Record list ->
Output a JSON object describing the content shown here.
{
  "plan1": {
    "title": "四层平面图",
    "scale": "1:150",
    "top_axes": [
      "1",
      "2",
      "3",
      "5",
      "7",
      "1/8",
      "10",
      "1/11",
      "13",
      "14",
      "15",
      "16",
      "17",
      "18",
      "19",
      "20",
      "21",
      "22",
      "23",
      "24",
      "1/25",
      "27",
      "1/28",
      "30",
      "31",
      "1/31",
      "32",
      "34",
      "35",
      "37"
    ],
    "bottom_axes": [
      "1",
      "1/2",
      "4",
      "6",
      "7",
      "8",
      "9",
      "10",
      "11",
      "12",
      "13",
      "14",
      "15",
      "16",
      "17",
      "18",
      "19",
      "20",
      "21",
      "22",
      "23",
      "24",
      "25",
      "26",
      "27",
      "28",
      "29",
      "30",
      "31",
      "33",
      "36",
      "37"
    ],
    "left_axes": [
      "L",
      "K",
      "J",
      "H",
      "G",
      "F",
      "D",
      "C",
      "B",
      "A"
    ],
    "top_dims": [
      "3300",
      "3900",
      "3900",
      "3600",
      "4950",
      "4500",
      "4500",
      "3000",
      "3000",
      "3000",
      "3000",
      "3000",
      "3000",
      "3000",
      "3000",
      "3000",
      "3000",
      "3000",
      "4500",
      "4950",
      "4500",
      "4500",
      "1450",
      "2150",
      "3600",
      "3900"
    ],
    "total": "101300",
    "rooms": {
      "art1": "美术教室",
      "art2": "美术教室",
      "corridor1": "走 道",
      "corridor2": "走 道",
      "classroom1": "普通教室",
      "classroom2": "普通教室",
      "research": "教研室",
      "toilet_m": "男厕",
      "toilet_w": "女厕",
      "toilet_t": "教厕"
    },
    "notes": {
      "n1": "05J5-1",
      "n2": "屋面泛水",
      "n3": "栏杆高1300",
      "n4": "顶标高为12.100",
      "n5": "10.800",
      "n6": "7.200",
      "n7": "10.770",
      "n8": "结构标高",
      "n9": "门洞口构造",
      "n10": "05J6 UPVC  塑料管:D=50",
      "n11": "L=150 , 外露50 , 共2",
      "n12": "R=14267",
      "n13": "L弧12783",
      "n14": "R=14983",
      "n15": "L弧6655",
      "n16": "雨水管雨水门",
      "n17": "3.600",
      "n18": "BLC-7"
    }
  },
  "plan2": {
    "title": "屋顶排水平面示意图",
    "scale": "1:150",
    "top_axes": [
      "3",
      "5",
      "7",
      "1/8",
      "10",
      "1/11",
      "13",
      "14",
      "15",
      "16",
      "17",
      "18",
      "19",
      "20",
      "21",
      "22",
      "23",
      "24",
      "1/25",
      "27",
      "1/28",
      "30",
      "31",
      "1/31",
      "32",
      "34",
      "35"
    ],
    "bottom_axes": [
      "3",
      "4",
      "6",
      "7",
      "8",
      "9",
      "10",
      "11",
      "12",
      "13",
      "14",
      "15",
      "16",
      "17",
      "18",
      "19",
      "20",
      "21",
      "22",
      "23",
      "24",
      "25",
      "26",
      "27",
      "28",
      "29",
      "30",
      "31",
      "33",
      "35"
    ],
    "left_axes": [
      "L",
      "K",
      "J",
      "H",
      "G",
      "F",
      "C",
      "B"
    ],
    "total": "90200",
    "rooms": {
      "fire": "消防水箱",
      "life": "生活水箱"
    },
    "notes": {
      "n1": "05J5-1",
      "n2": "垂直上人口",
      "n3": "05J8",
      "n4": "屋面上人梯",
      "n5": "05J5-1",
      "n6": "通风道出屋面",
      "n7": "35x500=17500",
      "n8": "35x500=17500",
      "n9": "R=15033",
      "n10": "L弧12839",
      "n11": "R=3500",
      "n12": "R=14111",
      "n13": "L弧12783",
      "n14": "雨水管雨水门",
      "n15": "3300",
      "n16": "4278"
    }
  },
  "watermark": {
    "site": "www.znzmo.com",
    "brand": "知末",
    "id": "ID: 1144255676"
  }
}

What the exercise asks -> Without leaving anything out, give the entries again exactly.

The solution ->
Output a JSON object describing the content shown here.
{
  "plan1": {
    "title": "四层平面图",
    "scale": "1:150",
    "top_axes": [
      "1",
      "2",
      "3",
      "5",
      "7",
      "1/8",
      "10",
      "1/11",
      "13",
      "14",
      "15",
      "16",
      "17",
      "18",
      "19",
      "20",
      "21",
      "22",
      "23",
      "24",
      "1/25",
      "27",
      "1/28",
      "30",
      "31",
      "1/31",
      "32",
      "34",
      "35",
      "37"
    ],
    "bottom_axes": [
      "1",
      "1/2",
      "4",
      "6",
      "7",
      "8",
      "9",
      "10",
      "11",
      "12",
      "13",
      "14",
      "15",
      "16",
      "17",
      "18",
      "19",
      "20",
      "21",
      "22",
      "23",
      "24",
      "25",
      "26",
      "27",
      "28",
      "29",
      "30",
      "31",
      "33",
      "36",
      "37"
    ],
    "left_axes": [
      "L",
      "K",
      "J",
      "H",
      "G",
      "F",
      "D",
      "C",
      "B",
      "A"
    ],
    "top_dims": [
      "3300",
      "3900",
      "3900",
      "3600",
      "4950",
      "4500",
      "4500",
      "3000",
      "3000",
      "3000",
      "3000",
      "3000",
      "3000",
      "3000",
      "3000",
      "3000",
      "3000",
      "3000",
      "4500",
      "4950",
      "4500",
      "4500",
      "1450",
      "2150",
      "3600",
      "3900"
    ],
    "total": "101300",
    "rooms": {
      "art1": "美术教室",
      "art2": "美术教室",
      "corridor1": "走 道",
      "corridor2": "走 道",
      "classroom1": "普通教室",
      "classroom2": "普通教室",
      "research": "教研室",
      "toilet_m": "男厕",
      "toilet_w": "女厕",
      "toilet_t": "教厕"
    },
    "notes": {
      "n1": "05J5-1",
      "n2": "屋面泛水",
      "n3": "栏杆高1300",
      "n4": "顶标高为12.100",
      "n5": "10.800",
      "n6": "7.200",
      "n7": "10.770",
      "n8": "结构标高",
      "n9": "门洞口构造",
      "n10": "05J6 UPVC  塑料管:D=50",
      "n11": "L=150 , 外露50 , 共2",
      "n12": "R=14267",
      "n13": "L弧12783",
      "n14": "R=14983",
      "n15": "L弧6655",
      "n16": "雨水管雨水门",
      "n17": "3.600",
      "n18": "BLC-7"
    }
  },
  "plan2": {
    "title": "屋顶排水平面示意图",
    "scale": "1:150",
    "top_axes": [
      "3",
      "5",
      "7",
      "1/8",
      "10",
      "1/11",
      "13",
      "14",
      "15",
      "16",
      "17",
      "18",
      "19",
      "20",
      "21",
      "22",
      "23",
      "24",
      "1/25",
      "27",
      "1/28",
      "30",
      "31",
      "1/31",
      "32",
      "34",
      "35"
    ],
    "bottom_axes": [
      "3",
      "4",
      "6",
      "7",
      "8",
      "9",
      "10",
      "11",
      "12",
      "13",
      "14",
      "15",
      "16",
      "17",
      "18",
      "19",
      "20",
      "21",
      "22",
      "23",
      "24",
      "25",
      "26",
      "27",
      "28",
      "29",
      "30",
      "31",
      "33",
      "35"
    ],
    "left_axes": [
      "L",
      "K",
      "J",
      "H",
      "G",
      "F",
      "C",
      "B"
    ],
    "total": "90200",
    "rooms": {
      "fire": "消防水箱",
      "life": "生活水箱"
    },
    "notes": {
      "n1": "05J5-1",
      "n2": "垂直上人口",
      "n3": "05J8",
      "n4": "屋面上人梯",
      "n5": "05J5-1",
      "n6": "通风道出屋面",
      "n7": "35x500=17500",
      "n8": "35x500=17500",
      "n9": "R=15033",
      "n10": "L弧12839",
      "n11": "R=3500",
      "n12": "R=14111",
      "n13": "L弧12783",
      "n14": "雨水管雨水门",
      "n15": "3300",
      "n16": "4278"
    }
  },
  "watermark": {
    "site": "www.znzmo.com",
    "brand": "知末",
    "id": "ID: 1144255676"
  }
}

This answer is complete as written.